[Dataset entries]
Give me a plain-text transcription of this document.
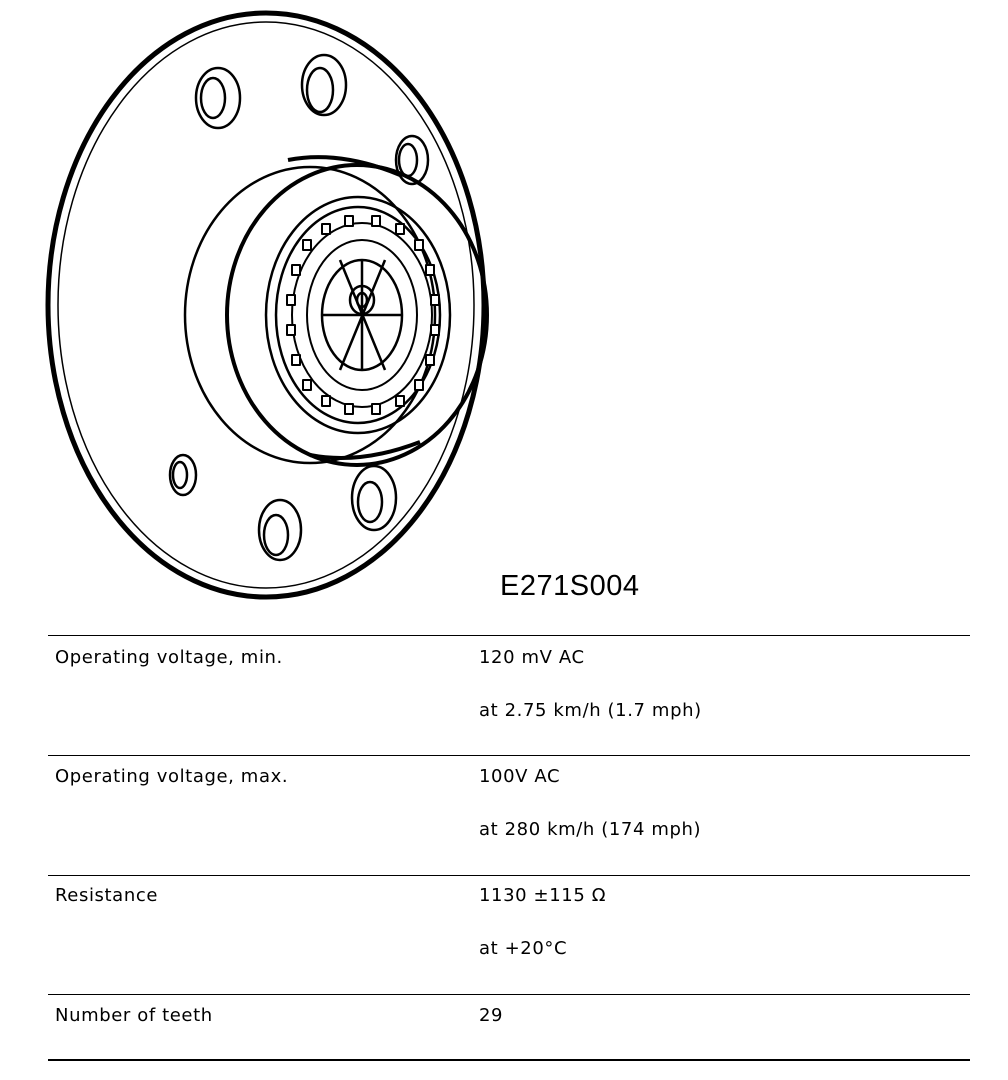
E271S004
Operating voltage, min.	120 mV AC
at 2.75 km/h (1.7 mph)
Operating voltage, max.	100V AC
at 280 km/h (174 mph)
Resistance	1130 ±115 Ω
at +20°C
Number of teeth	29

* WHAT THE TASK ASKS *
Retype the whole listing, keeping every line identical and omitting all pictures.

* EXERCISE OUTPUT *
Give me a plain-text transcription of this document.
E271S004
Operating voltage, min.	120 mV AC
at 2.75 km/h (1.7 mph)
Operating voltage, max.	100V AC
at 280 km/h (174 mph)
Resistance	1130 ±115 Ω
at +20°C
Number of teeth	29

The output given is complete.